### [PROBLEM DETAILS]
Keep only the lines of the data below that contain "days", and copy them.

"""

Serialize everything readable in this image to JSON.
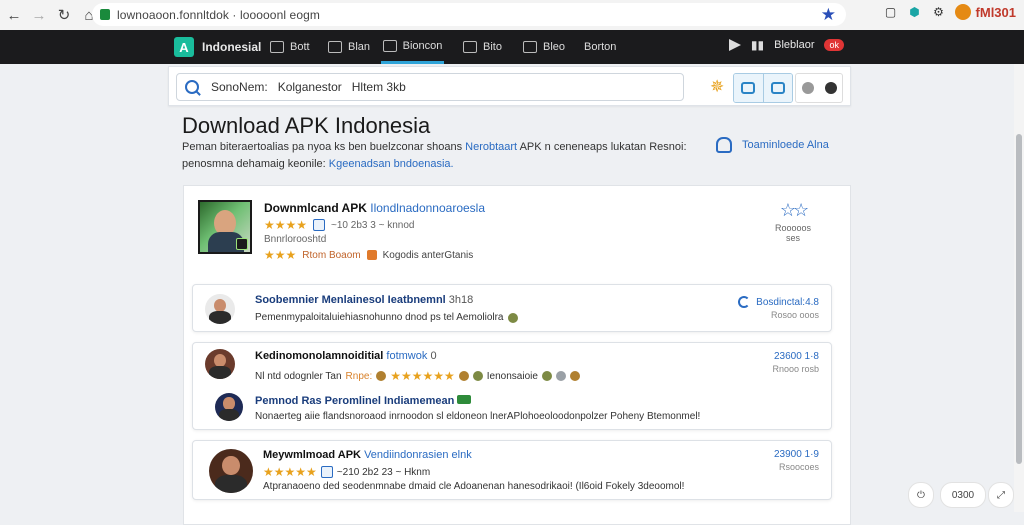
{
  "browser": {
    "url": "lownoaoon.fonnltdok · looooonl eogm",
    "profile_label": "fMl301"
  },
  "nav": {
    "brand": "Indonesial",
    "items": [
      "Bott",
      "Blan",
      "Bioncon",
      "Bito",
      "Bleo",
      "Borton"
    ],
    "active_index": 2,
    "right_label": "Bleblaor",
    "badge": "ok"
  },
  "search": {
    "value": "SonoNem:   Kolganestor   Hltem 3kb"
  },
  "heading": {
    "title": "Download APK Indonesia",
    "desc_line1": "Peman biteraertoalias pa nyoa ks ben buelzconar shoans",
    "desc_link1": "Nerobtaart",
    "desc_line1b": "APK n ceneneaps lukatan Resnoi:",
    "desc_line2": "penosmna dehamaig keonile:",
    "desc_link2": "Kgeenadsan bndoenasia.",
    "side_link": "Toaminloede Alna"
  },
  "featured": {
    "title": "Downmlcand APK",
    "title_link": "Ilondlnadonnoaroesla",
    "meta": "~10 2b3 3  ~ knnod",
    "developer": "Bnnrlorooshtd",
    "rating_text": "Rtom Boaom",
    "tag_text": "Kogodis anterGtanis",
    "fav_label": "Rooooos ses"
  },
  "list": [
    {
      "title": "Soobemnier",
      "title_rest": "Menlainesol Ieatbnemnl",
      "title_tail": "3h18",
      "sub": "Pemenmypaloitaluiehiasnohunno dnod ps tel Aemoliolra",
      "right_top": "Bosdinctal:4.8",
      "right_sub": "Rosoo ooos"
    },
    {
      "title": "Kedinomonolamnoiditial",
      "title_rest": "fotmwok",
      "title_tail": "0",
      "sub1": "Nl ntd odognler  Tan",
      "sub1_orange": "Rnpe:",
      "sub1_tail": "Ienonsaioie",
      "right_top": "23600 1·8",
      "right_sub": "Rnooo rosb",
      "inner_title": "Pemnod Ras Peromlinel",
      "inner_title_rest": "Indiamemean",
      "inner_sub": "Nonaerteg aiie flandsnoroaod inrnoodon sl eldoneon lnerAPlohoeoloodonpolzer Poheny Btemonmel!"
    },
    {
      "title": "Meywmlmoad APK",
      "title_rest": "Vendiindonrasien elnk",
      "meta": "~210 2b2 23  ~ Hknm",
      "sub": "Atpranaoeno ded seodenmnabe dmaid cle Adoanenan hanesodrikaoi!   (Il6oid Fokely 3deoomol!",
      "right_top": "23900 1·9",
      "right_sub": "Rsoocoes"
    }
  ],
  "floating": {
    "zoom_label": "0300"
  },
  "colors": {
    "accent": "#2a6bc2",
    "brand": "#1abc9c",
    "star": "#e8a21e",
    "nav_bg": "#1b1b1d"
  }
}
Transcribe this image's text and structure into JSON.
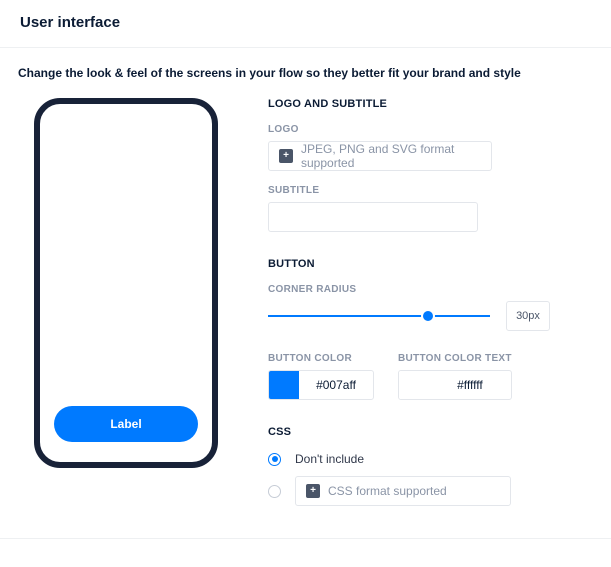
{
  "header": {
    "title": "User interface"
  },
  "description": "Change the look & feel of the screens in your flow so they better fit your brand and style",
  "preview": {
    "button_label": "Label"
  },
  "sections": {
    "logo_subtitle": {
      "title": "LOGO AND SUBTITLE",
      "logo": {
        "label": "LOGO",
        "placeholder": "JPEG, PNG and SVG format supported"
      },
      "subtitle": {
        "label": "SUBTITLE",
        "value": ""
      }
    },
    "button": {
      "title": "BUTTON",
      "corner_radius": {
        "label": "CORNER RADIUS",
        "value": "30px"
      },
      "button_color": {
        "label": "BUTTON COLOR",
        "value": "#007aff"
      },
      "button_color_text": {
        "label": "BUTTON COLOR TEXT",
        "value": "#ffffff"
      }
    },
    "css": {
      "title": "CSS",
      "options": {
        "dont_include": {
          "label": "Don't include",
          "selected": true
        },
        "upload": {
          "placeholder": "CSS format supported",
          "selected": false
        }
      }
    }
  }
}
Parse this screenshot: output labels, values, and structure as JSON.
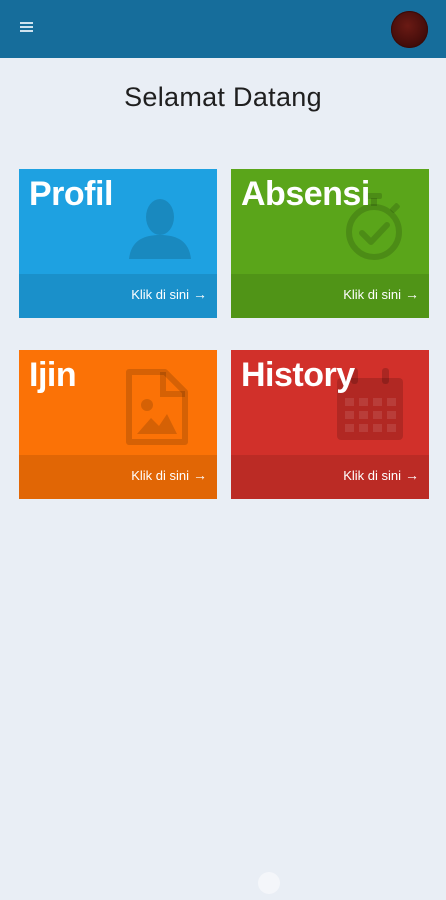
{
  "header": {
    "menu_icon": "hamburger-icon",
    "avatar_icon": "user-avatar"
  },
  "main": {
    "welcome": "Selamat Datang"
  },
  "tiles": [
    {
      "title": "Profil",
      "link": "Klik di sini",
      "icon": "person-icon",
      "color": "#1ea1e1"
    },
    {
      "title": "Absensi",
      "link": "Klik di sini",
      "icon": "stopwatch-check-icon",
      "color": "#5aa51a"
    },
    {
      "title": "Ijin",
      "link": "Klik di sini",
      "icon": "image-file-icon",
      "color": "#fb7206"
    },
    {
      "title": "History",
      "link": "Klik di sini",
      "icon": "calendar-icon",
      "color": "#d1302a"
    }
  ],
  "link_arrow": "→"
}
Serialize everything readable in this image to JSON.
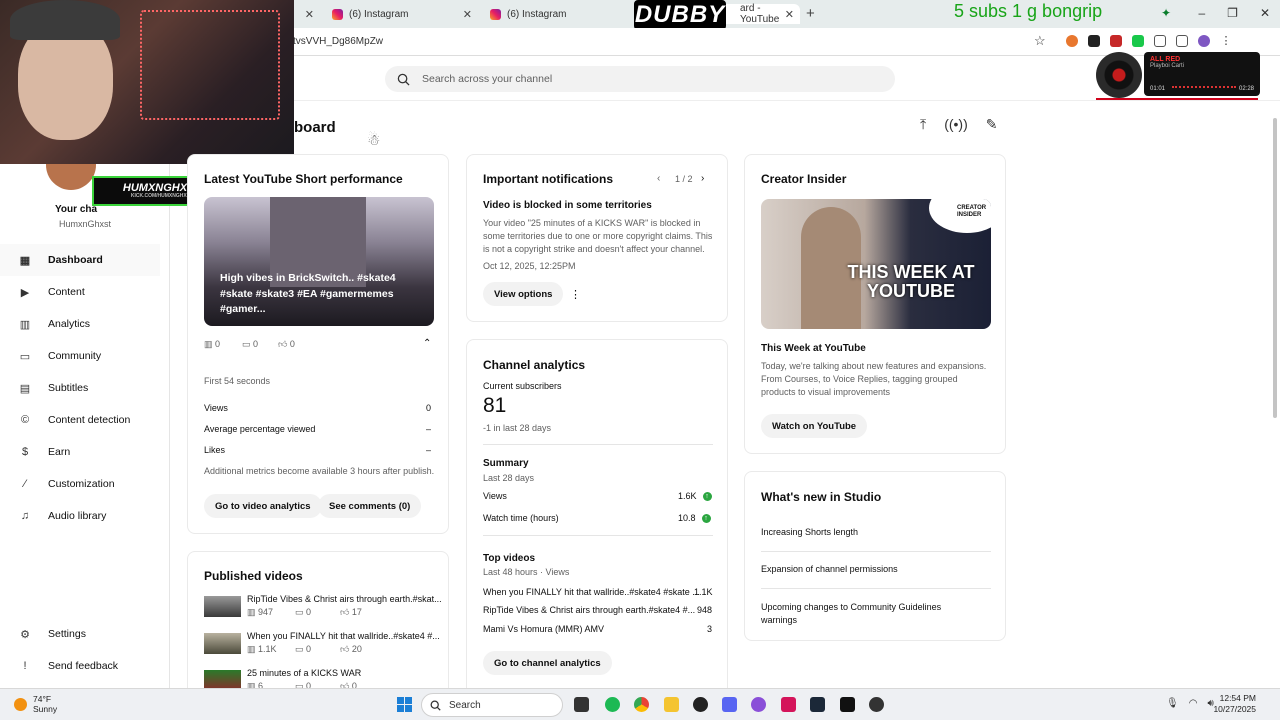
{
  "browser": {
    "tabs": [
      {
        "label": "(6) Instagram"
      },
      {
        "label": "(6) Instagram"
      },
      {
        "label": "ard - YouTube"
      }
    ],
    "url": "tvsVVH_Dg86MpZw"
  },
  "stream_overlay": {
    "title_badge": "DUBBY",
    "subs_goal": "5 subs 1 g bongrip",
    "nameplate": "HUMXNGHXST",
    "nameplate_sub": "KICK.COM/HUMXNGHXST",
    "music": {
      "track": "ALL RED",
      "artist": "Playboi Carti",
      "elapsed": "01:01",
      "total": "02:28"
    }
  },
  "studio": {
    "search_placeholder": "Search across your channel",
    "page_title": "board",
    "channel_name": "Your cha",
    "channel_handle": "HumxnGhxst",
    "nav": [
      {
        "label": "Dashboard",
        "icon": "dashboard-icon"
      },
      {
        "label": "Content",
        "icon": "content-icon"
      },
      {
        "label": "Analytics",
        "icon": "analytics-icon"
      },
      {
        "label": "Community",
        "icon": "community-icon"
      },
      {
        "label": "Subtitles",
        "icon": "subtitles-icon"
      },
      {
        "label": "Content detection",
        "icon": "copyright-icon"
      },
      {
        "label": "Earn",
        "icon": "dollar-icon"
      },
      {
        "label": "Customization",
        "icon": "wand-icon"
      },
      {
        "label": "Audio library",
        "icon": "audio-library-icon"
      }
    ],
    "nav_bottom": [
      {
        "label": "Settings",
        "icon": "gear-icon"
      },
      {
        "label": "Send feedback",
        "icon": "feedback-icon"
      }
    ]
  },
  "short_card": {
    "title": "Latest YouTube Short performance",
    "video_title": "High vibes in BrickSwitch.. #skate4 #skate #skate3 #EA #gamermemes #gamer...",
    "views": "0",
    "comments": "0",
    "likes": "0",
    "period": "First 54 seconds",
    "metrics": [
      {
        "label": "Views",
        "value": "0"
      },
      {
        "label": "Average percentage viewed",
        "value": "–"
      },
      {
        "label": "Likes",
        "value": "–"
      }
    ],
    "note": "Additional metrics become available 3 hours after publish.",
    "btn_analytics": "Go to video analytics",
    "btn_comments": "See comments (0)"
  },
  "published": {
    "title": "Published videos",
    "videos": [
      {
        "title": "RipTide Vibes & Christ airs through earth.#skat...",
        "views": "947",
        "comments": "0",
        "likes": "17"
      },
      {
        "title": "When you FINALLY hit that wallride..#skate4 #...",
        "views": "1.1K",
        "comments": "0",
        "likes": "20"
      },
      {
        "title": "25 minutes of a KICKS WAR",
        "views": "6",
        "comments": "0",
        "likes": "0"
      }
    ]
  },
  "notifications": {
    "title": "Important notifications",
    "pager": "1 / 2",
    "heading": "Video is blocked in some territories",
    "body": "Your video \"25 minutes of a KICKS WAR\" is blocked in some territories due to one or more copyright claims. This is not a copyright strike and doesn't affect your channel.",
    "date": "Oct 12, 2025, 12:25PM",
    "btn": "View options"
  },
  "channel_analytics": {
    "title": "Channel analytics",
    "subs_label": "Current subscribers",
    "subs_value": "81",
    "subs_change_value": "-1",
    "subs_change_text": " in last 28 days",
    "summary_title": "Summary",
    "summary_period": "Last 28 days",
    "summary_rows": [
      {
        "label": "Views",
        "value": "1.6K"
      },
      {
        "label": "Watch time (hours)",
        "value": "10.8"
      }
    ],
    "top_title": "Top videos",
    "top_period": "Last 48 hours · Views",
    "top_rows": [
      {
        "label": "When you FINALLY hit that wallride..#skate4 #skate ...",
        "value": "1.1K"
      },
      {
        "label": "RipTide Vibes & Christ airs through earth.#skate4 #...",
        "value": "948"
      },
      {
        "label": "Mami Vs Homura (MMR) AMV",
        "value": "3"
      }
    ],
    "btn": "Go to channel analytics"
  },
  "creator_insider": {
    "title": "Creator Insider",
    "badge": "CREATOR INSIDER",
    "thumb_text": "THIS WEEK AT YOUTUBE",
    "video_title": "This Week at YouTube",
    "desc": "Today, we're talking about new features and expansions. From Courses, to Voice Replies, tagging grouped products to visual improvements",
    "btn": "Watch on YouTube"
  },
  "whats_new": {
    "title": "What's new in Studio",
    "items": [
      "Increasing Shorts length",
      "Expansion of channel permissions",
      "Upcoming changes to Community Guidelines warnings"
    ]
  },
  "taskbar": {
    "temp": "74°F",
    "condition": "Sunny",
    "search": "Search",
    "time": "12:54 PM",
    "date": "10/27/2025"
  }
}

"""

### [SOLUTION TO THIS EXERCISE]
    "subs_change_text": " in last 28 days",
    "summary_period": "Last 28 days",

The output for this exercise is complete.